| Task details |
Please print every record below exactly as it appears.

[Raw records]
════════════════════

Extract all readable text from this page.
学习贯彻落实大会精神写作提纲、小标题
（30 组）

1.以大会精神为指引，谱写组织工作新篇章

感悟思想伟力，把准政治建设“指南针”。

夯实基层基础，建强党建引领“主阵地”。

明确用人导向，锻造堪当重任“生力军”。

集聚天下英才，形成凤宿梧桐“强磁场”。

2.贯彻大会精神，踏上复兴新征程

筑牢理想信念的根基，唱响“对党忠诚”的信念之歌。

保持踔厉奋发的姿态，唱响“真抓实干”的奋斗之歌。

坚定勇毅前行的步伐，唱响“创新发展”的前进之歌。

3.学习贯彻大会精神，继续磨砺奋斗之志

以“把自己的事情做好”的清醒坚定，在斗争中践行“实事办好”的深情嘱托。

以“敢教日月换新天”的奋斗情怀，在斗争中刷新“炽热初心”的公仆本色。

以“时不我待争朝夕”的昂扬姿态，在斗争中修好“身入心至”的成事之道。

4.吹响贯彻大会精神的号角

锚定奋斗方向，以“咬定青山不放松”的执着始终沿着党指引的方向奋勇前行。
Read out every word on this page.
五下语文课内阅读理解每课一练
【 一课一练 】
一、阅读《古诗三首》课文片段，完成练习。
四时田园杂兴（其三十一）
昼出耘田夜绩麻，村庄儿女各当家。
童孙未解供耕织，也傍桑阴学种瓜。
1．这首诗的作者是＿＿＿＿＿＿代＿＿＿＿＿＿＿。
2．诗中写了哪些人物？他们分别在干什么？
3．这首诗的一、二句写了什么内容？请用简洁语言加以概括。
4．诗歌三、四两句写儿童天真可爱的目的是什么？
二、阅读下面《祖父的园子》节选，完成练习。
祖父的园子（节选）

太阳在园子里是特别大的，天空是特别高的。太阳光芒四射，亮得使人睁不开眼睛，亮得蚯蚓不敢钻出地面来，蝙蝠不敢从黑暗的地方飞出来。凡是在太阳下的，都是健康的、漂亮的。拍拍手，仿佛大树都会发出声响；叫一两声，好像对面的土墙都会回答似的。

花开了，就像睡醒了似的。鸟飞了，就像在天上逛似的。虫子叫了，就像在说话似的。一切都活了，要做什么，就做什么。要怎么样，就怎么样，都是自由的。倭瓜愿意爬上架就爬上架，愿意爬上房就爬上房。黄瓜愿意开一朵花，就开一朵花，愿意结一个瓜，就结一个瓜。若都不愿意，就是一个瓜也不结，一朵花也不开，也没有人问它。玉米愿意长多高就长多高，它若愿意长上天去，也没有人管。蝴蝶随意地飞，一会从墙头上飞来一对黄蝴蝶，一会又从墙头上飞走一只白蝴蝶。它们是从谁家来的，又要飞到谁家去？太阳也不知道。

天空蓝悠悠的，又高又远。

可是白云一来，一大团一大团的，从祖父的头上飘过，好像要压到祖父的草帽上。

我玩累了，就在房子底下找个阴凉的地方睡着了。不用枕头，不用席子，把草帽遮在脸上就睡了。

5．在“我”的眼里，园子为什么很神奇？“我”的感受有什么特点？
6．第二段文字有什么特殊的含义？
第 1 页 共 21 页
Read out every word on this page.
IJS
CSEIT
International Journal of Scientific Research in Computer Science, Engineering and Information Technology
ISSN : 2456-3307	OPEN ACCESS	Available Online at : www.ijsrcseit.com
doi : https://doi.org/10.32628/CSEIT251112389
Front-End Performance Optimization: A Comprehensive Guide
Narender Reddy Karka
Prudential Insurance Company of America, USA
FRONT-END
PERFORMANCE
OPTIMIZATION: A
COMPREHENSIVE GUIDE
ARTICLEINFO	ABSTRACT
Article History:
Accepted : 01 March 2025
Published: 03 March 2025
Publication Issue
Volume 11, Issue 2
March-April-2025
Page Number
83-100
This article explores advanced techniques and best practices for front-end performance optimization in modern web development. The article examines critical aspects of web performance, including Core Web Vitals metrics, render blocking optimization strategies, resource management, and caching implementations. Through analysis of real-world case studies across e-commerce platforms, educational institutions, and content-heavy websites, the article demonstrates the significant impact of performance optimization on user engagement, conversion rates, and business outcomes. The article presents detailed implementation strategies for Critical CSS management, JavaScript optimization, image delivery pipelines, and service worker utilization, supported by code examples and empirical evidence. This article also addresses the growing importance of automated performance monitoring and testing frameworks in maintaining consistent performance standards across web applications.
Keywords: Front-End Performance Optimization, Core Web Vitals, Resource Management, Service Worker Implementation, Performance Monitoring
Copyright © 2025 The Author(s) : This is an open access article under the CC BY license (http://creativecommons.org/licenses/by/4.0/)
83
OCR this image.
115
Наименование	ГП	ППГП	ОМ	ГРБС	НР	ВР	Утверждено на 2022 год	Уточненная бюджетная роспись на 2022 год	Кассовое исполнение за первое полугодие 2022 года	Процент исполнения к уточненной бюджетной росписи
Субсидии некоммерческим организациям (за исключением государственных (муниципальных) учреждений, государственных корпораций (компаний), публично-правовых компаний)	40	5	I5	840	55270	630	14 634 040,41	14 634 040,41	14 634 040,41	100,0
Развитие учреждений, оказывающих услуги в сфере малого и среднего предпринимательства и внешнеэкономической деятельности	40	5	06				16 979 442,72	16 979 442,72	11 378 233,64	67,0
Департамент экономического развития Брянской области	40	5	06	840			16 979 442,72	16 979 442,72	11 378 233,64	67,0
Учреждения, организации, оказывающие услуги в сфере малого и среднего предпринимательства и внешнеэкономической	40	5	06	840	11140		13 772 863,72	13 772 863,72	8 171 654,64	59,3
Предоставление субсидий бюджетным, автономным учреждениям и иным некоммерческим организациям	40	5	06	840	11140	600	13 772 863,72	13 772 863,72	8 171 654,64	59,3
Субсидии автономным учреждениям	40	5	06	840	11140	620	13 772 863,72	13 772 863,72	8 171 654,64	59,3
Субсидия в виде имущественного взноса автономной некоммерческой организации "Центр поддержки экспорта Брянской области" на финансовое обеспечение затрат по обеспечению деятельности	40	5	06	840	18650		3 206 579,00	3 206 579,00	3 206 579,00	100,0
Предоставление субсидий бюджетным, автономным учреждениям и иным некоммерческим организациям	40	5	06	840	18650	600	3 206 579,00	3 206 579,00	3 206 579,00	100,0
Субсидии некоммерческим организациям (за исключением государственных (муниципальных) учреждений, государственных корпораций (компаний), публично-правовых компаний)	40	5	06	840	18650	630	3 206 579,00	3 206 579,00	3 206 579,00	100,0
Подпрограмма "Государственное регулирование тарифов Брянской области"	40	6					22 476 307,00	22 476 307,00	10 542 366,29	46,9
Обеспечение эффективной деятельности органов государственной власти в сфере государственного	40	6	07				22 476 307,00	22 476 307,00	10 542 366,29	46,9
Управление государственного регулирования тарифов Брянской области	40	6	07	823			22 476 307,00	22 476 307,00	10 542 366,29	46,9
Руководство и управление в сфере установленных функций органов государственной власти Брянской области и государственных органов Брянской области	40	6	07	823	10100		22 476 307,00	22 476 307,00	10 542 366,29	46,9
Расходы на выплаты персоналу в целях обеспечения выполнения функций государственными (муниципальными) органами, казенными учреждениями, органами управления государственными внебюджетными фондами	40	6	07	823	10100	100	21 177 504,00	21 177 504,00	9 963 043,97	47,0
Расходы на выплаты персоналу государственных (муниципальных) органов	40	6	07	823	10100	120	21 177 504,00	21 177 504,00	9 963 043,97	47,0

════════════════════

| Full solution |
Extract all readable text from this page.
学习贯彻落实大会精神写作提纲、小标题
（30 组）

1.以大会精神为指引，谱写组织工作新篇章

感悟思想伟力，把准政治建设“指南针”。

夯实基层基础，建强党建引领“主阵地”。

明确用人导向，锻造堪当重任“生力军”。

集聚天下英才，形成凤宿梧桐“强磁场”。

2.贯彻大会精神，踏上复兴新征程

筑牢理想信念的根基，唱响“对党忠诚”的信念之歌。

保持踔厉奋发的姿态，唱响“真抓实干”的奋斗之歌。

坚定勇毅前行的步伐，唱响“创新发展”的前进之歌。

3.学习贯彻大会精神，继续磨砺奋斗之志

以“把自己的事情做好”的清醒坚定，在斗争中践行“实事办好”的深情嘱托。

以“敢教日月换新天”的奋斗情怀，在斗争中刷新“炽热初心”的公仆本色。

以“时不我待争朝夕”的昂扬姿态，在斗争中修好“身入心至”的成事之道。

4.吹响贯彻大会精神的号角

锚定奋斗方向，以“咬定青山不放松”的执着始终沿着党指引的方向奋勇前行。
Read out every word on this page.
五下语文课内阅读理解每课一练
【 一课一练 】
一、阅读《古诗三首》课文片段，完成练习。
四时田园杂兴（其三十一）
昼出耘田夜绩麻，村庄儿女各当家。
童孙未解供耕织，也傍桑阴学种瓜。
1．这首诗的作者是＿＿＿＿＿＿代＿＿＿＿＿＿＿。
2．诗中写了哪些人物？他们分别在干什么？
3．这首诗的一、二句写了什么内容？请用简洁语言加以概括。
4．诗歌三、四两句写儿童天真可爱的目的是什么？
二、阅读下面《祖父的园子》节选，完成练习。
祖父的园子（节选）

太阳在园子里是特别大的，天空是特别高的。太阳光芒四射，亮得使人睁不开眼睛，亮得蚯蚓不敢钻出地面来，蝙蝠不敢从黑暗的地方飞出来。凡是在太阳下的，都是健康的、漂亮的。拍拍手，仿佛大树都会发出声响；叫一两声，好像对面的土墙都会回答似的。

花开了，就像睡醒了似的。鸟飞了，就像在天上逛似的。虫子叫了，就像在说话似的。一切都活了，要做什么，就做什么。要怎么样，就怎么样，都是自由的。倭瓜愿意爬上架就爬上架，愿意爬上房就爬上房。黄瓜愿意开一朵花，就开一朵花，愿意结一个瓜，就结一个瓜。若都不愿意，就是一个瓜也不结，一朵花也不开，也没有人问它。玉米愿意长多高就长多高，它若愿意长上天去，也没有人管。蝴蝶随意地飞，一会从墙头上飞来一对黄蝴蝶，一会又从墙头上飞走一只白蝴蝶。它们是从谁家来的，又要飞到谁家去？太阳也不知道。

天空蓝悠悠的，又高又远。

可是白云一来，一大团一大团的，从祖父的头上飘过，好像要压到祖父的草帽上。

我玩累了，就在房子底下找个阴凉的地方睡着了。不用枕头，不用席子，把草帽遮在脸上就睡了。

5．在“我”的眼里，园子为什么很神奇？“我”的感受有什么特点？
6．第二段文字有什么特殊的含义？
第 1 页 共 21 页
Read out every word on this page.
IJS
CSEIT
International Journal of Scientific Research in Computer Science, Engineering and Information Technology
ISSN : 2456-3307	OPEN ACCESS	Available Online at : www.ijsrcseit.com
doi : https://doi.org/10.32628/CSEIT251112389
Front-End Performance Optimization: A Comprehensive Guide
Narender Reddy Karka
Prudential Insurance Company of America, USA
FRONT-END
PERFORMANCE
OPTIMIZATION: A
COMPREHENSIVE GUIDE
ARTICLEINFO	ABSTRACT
Article History:
Accepted : 01 March 2025
Published: 03 March 2025
Publication Issue
Volume 11, Issue 2
March-April-2025
Page Number
83-100
This article explores advanced techniques and best practices for front-end performance optimization in modern web development. The article examines critical aspects of web performance, including Core Web Vitals metrics, render blocking optimization strategies, resource management, and caching implementations. Through analysis of real-world case studies across e-commerce platforms, educational institutions, and content-heavy websites, the article demonstrates the significant impact of performance optimization on user engagement, conversion rates, and business outcomes. The article presents detailed implementation strategies for Critical CSS management, JavaScript optimization, image delivery pipelines, and service worker utilization, supported by code examples and empirical evidence. This article also addresses the growing importance of automated performance monitoring and testing frameworks in maintaining consistent performance standards across web applications.
Keywords: Front-End Performance Optimization, Core Web Vitals, Resource Management, Service Worker Implementation, Performance Monitoring
Copyright © 2025 The Author(s) : This is an open access article under the CC BY license (http://creativecommons.org/licenses/by/4.0/)
83
OCR this image.
115
Наименование	ГП	ППГП	ОМ	ГРБС	НР	ВР	Утверждено на 2022 год	Уточненная бюджетная роспись на 2022 год	Кассовое исполнение за первое полугодие 2022 года	Процент исполнения к уточненной бюджетной росписи
Субсидии некоммерческим организациям (за исключением государственных (муниципальных) учреждений, государственных корпораций (компаний), публично-правовых компаний)	40	5	I5	840	55270	630	14 634 040,41	14 634 040,41	14 634 040,41	100,0
Развитие учреждений, оказывающих услуги в сфере малого и среднего предпринимательства и внешнеэкономической деятельности	40	5	06				16 979 442,72	16 979 442,72	11 378 233,64	67,0
Департамент экономического развития Брянской области	40	5	06	840			16 979 442,72	16 979 442,72	11 378 233,64	67,0
Учреждения, организации, оказывающие услуги в сфере малого и среднего предпринимательства и внешнеэкономической	40	5	06	840	11140		13 772 863,72	13 772 863,72	8 171 654,64	59,3
Предоставление субсидий бюджетным, автономным учреждениям и иным некоммерческим организациям	40	5	06	840	11140	600	13 772 863,72	13 772 863,72	8 171 654,64	59,3
Субсидии автономным учреждениям	40	5	06	840	11140	620	13 772 863,72	13 772 863,72	8 171 654,64	59,3
Субсидия в виде имущественного взноса автономной некоммерческой организации "Центр поддержки экспорта Брянской области" на финансовое обеспечение затрат по обеспечению деятельности	40	5	06	840	18650		3 206 579,00	3 206 579,00	3 206 579,00	100,0
Предоставление субсидий бюджетным, автономным учреждениям и иным некоммерческим организациям	40	5	06	840	18650	600	3 206 579,00	3 206 579,00	3 206 579,00	100,0
Субсидии некоммерческим организациям (за исключением государственных (муниципальных) учреждений, государственных корпораций (компаний), публично-правовых компаний)	40	5	06	840	18650	630	3 206 579,00	3 206 579,00	3 206 579,00	100,0
Подпрограмма "Государственное регулирование тарифов Брянской области"	40	6					22 476 307,00	22 476 307,00	10 542 366,29	46,9
Обеспечение эффективной деятельности органов государственной власти в сфере государственного	40	6	07				22 476 307,00	22 476 307,00	10 542 366,29	46,9
Управление государственного регулирования тарифов Брянской области	40	6	07	823			22 476 307,00	22 476 307,00	10 542 366,29	46,9
Руководство и управление в сфере установленных функций органов государственной власти Брянской области и государственных органов Брянской области	40	6	07	823	10100		22 476 307,00	22 476 307,00	10 542 366,29	46,9
Расходы на выплаты персоналу в целях обеспечения выполнения функций государственными (муниципальными) органами, казенными учреждениями, органами управления государственными внебюджетными фондами	40	6	07	823	10100	100	21 177 504,00	21 177 504,00	9 963 043,97	47,0
Расходы на выплаты персоналу государственных (муниципальных) органов	40	6	07	823	10100	120	21 177 504,00	21 177 504,00	9 963 043,97	47,0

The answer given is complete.